WHAT YOU WILL DO:
Transcribe each line of the records below exactly, excluding any embedded images.

%%

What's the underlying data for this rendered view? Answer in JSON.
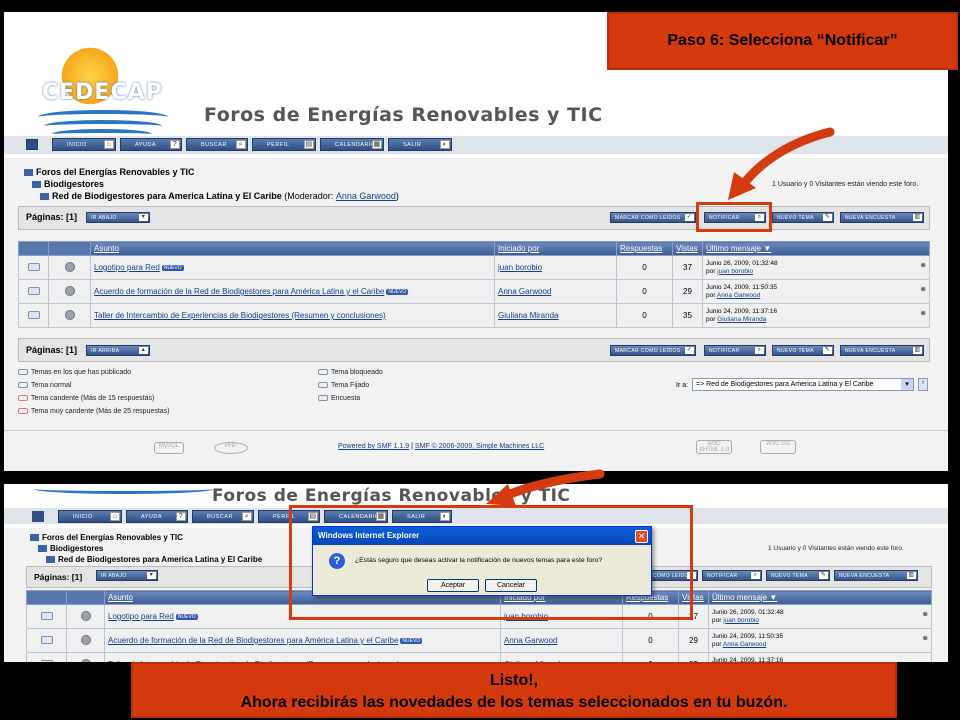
{
  "callout_top": "Paso 6: Selecciona “Notificar”",
  "callout_bottom_line1": "Listo!,",
  "callout_bottom_line2": "Ahora recibirás las novedades de los temas seleccionados en tu buzón.",
  "logo_text": "CEDECAP",
  "site_title": "Foros de Energías Renovables y TIC",
  "nav": [
    "INICIO",
    "AYUDA",
    "BUSCAR",
    "PERFIL",
    "CALENDARIO",
    "SALIR"
  ],
  "breadcrumb": {
    "root": "Foros del Energías Renovables y TIC",
    "cat": "Biodigestores",
    "board": "Red de Biodigestores para America Latina y El Caribe",
    "moderator_label": "(Moderador:",
    "moderator": "Anna Garwood",
    "moderator_close": ")"
  },
  "visitors": "1 Usuario y 0 Visitantes están viendo este foro.",
  "pages_label": "Páginas: [1]",
  "goto_down": "IR ABAJO",
  "goto_up": "IR ARRIBA",
  "actions": [
    "MARCAR COMO LEÍDOS",
    "NOTIFICAR",
    "NUEVO TEMA",
    "NUEVA ENCUESTA"
  ],
  "table": {
    "headers": [
      "Asunto",
      "Iniciado por",
      "Respuestas",
      "Vistas",
      "Último mensaje"
    ],
    "new_badge": "NUEVO",
    "rows": [
      {
        "subject": "Logotipo para Red",
        "starter": "juan borobio",
        "replies": "0",
        "views": "37",
        "date": "Junio 26, 2009, 01:32:48",
        "by": "por",
        "byuser": "juan borobio"
      },
      {
        "subject": "Acuerdo de formación de la Red de Biodigestores para América Latina y el Caribe",
        "starter": "Anna Garwood",
        "replies": "0",
        "views": "29",
        "date": "Junio 24, 2009, 11:50:35",
        "by": "por",
        "byuser": "Anna Garwood"
      },
      {
        "subject": "Taller de Intercambio de Experiencias de Biodigestores (Resumen y conclusiones)",
        "starter": "Giuliana Miranda",
        "replies": "0",
        "views": "35",
        "date": "Junio 24, 2009, 11:37:16",
        "by": "por",
        "byuser": "Giuliana Miranda"
      }
    ]
  },
  "legend_left": [
    "Temas en los que has publicado",
    "Tema normal",
    "Tema candente (Más de 15 respuestas)",
    "Tema muy candente (Más de 25 respuestas)"
  ],
  "legend_mid": [
    "Tema bloqueado",
    "Tema Fijado",
    "Encuesta"
  ],
  "goto_label": "Ir a:",
  "goto_value": "=> Red de Biodigestores para America Latina y El Caribe",
  "footer": {
    "powered": "Powered by SMF 1.1.9",
    "sep": " | ",
    "copyright": "SMF © 2006-2009, Simple Machines LLC"
  },
  "badges": [
    "MySQL",
    "PHP",
    "W3C XHTML 1.0",
    "W3C css"
  ],
  "dialog": {
    "title": "Windows Internet Explorer",
    "message": "¿Estás seguro que deseas activar la notificación de nuevos temas para este foro?",
    "accept": "Aceptar",
    "cancel": "Cancelar"
  },
  "colors": {
    "accent": "#d53a0e",
    "nav": "#3c5c93"
  }
}
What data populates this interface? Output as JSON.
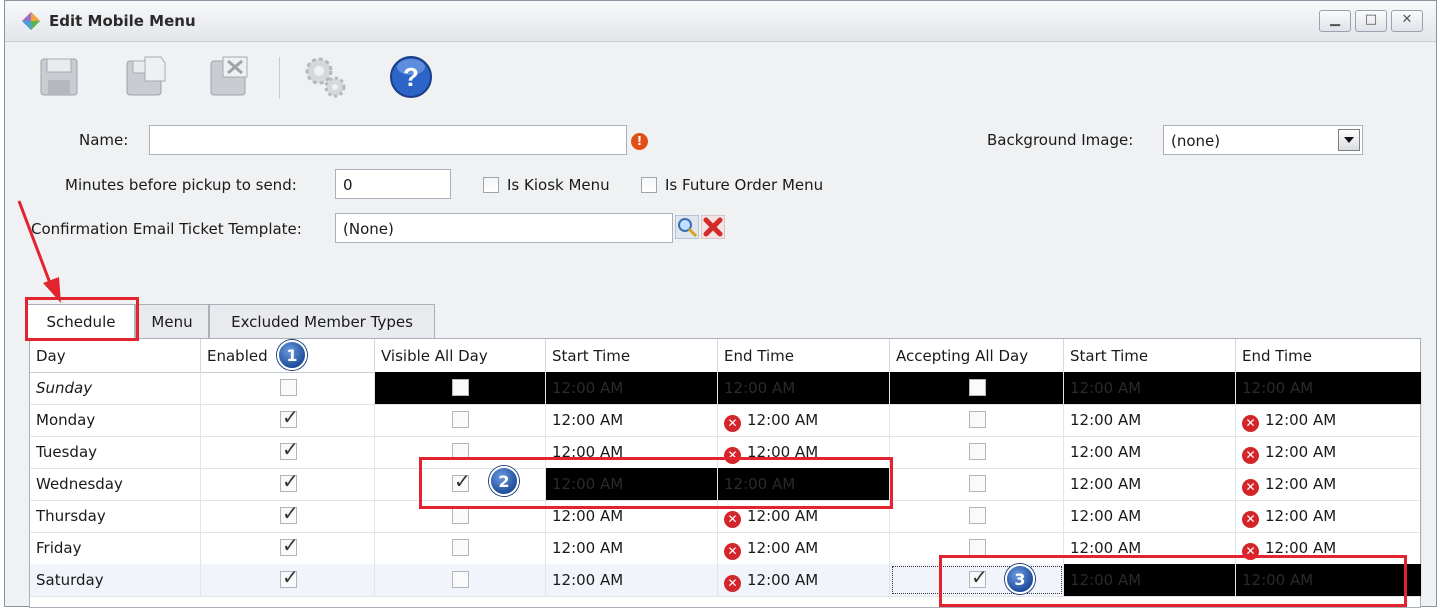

%%

FULL ANSWER:
What's the underlying data for this rendered view? Answer in JSON.
{
  "callout_top": "Paso 6: Selecciona “Notificar”",
  "callout_bottom_line1": "Listo!,",
  "callout_bottom_line2": "Ahora recibirás las novedades de los temas seleccionados en tu buzón.",
  "logo_text": "CEDECAP",
  "site_title": "Foros de Energías Renovables y TIC",
  "nav": [
    "INICIO",
    "AYUDA",
    "BUSCAR",
    "PERFIL",
    "CALENDARIO",
    "SALIR"
  ],
  "breadcrumb": {
    "root": "Foros del Energías Renovables y TIC",
    "cat": "Biodigestores",
    "board": "Red de Biodigestores para America Latina y El Caribe",
    "moderator_label": "(Moderador:",
    "moderator": "Anna Garwood",
    "moderator_close": ")"
  },
  "visitors": "1 Usuario y 0 Visitantes están viendo este foro.",
  "pages_label": "Páginas: [1]",
  "goto_down": "IR ABAJO",
  "goto_up": "IR ARRIBA",
  "actions": [
    "MARCAR COMO LEÍDOS",
    "NOTIFICAR",
    "NUEVO TEMA",
    "NUEVA ENCUESTA"
  ],
  "table": {
    "headers": [
      "Asunto",
      "Iniciado por",
      "Respuestas",
      "Vistas",
      "Último mensaje"
    ],
    "new_badge": "NUEVO",
    "rows": [
      {
        "subject": "Logotipo para Red",
        "starter": "juan borobio",
        "replies": "0",
        "views": "37",
        "date": "Junio 26, 2009, 01:32:48",
        "by": "por",
        "byuser": "juan borobio"
      },
      {
        "subject": "Acuerdo de formación de la Red de Biodigestores para América Latina y el Caribe",
        "starter": "Anna Garwood",
        "replies": "0",
        "views": "29",
        "date": "Junio 24, 2009, 11:50:35",
        "by": "por",
        "byuser": "Anna Garwood"
      },
      {
        "subject": "Taller de Intercambio de Experiencias de Biodigestores (Resumen y conclusiones)",
        "starter": "Giuliana Miranda",
        "replies": "0",
        "views": "35",
        "date": "Junio 24, 2009, 11:37:16",
        "by": "por",
        "byuser": "Giuliana Miranda"
      }
    ]
  },
  "legend_left": [
    "Temas en los que has publicado",
    "Tema normal",
    "Tema candente (Más de 15 respuestas)",
    "Tema muy candente (Más de 25 respuestas)"
  ],
  "legend_mid": [
    "Tema bloqueado",
    "Tema Fijado",
    "Encuesta"
  ],
  "goto_label": "Ir a:",
  "goto_value": "=> Red de Biodigestores para America Latina y El Caribe",
  "footer": {
    "powered": "Powered by SMF 1.1.9",
    "sep": " | ",
    "copyright": "SMF © 2006-2009, Simple Machines LLC"
  },
  "badges": [
    "MySQL",
    "PHP",
    "W3C XHTML 1.0",
    "W3C css"
  ],
  "dialog": {
    "title": "Windows Internet Explorer",
    "message": "¿Estás seguro que deseas activar la notificación de nuevos temas para este foro?",
    "accept": "Aceptar",
    "cancel": "Cancelar"
  },
  "colors": {
    "accent": "#d53a0e",
    "nav": "#3c5c93"
  }
}
What data populates this interface? Output as JSON.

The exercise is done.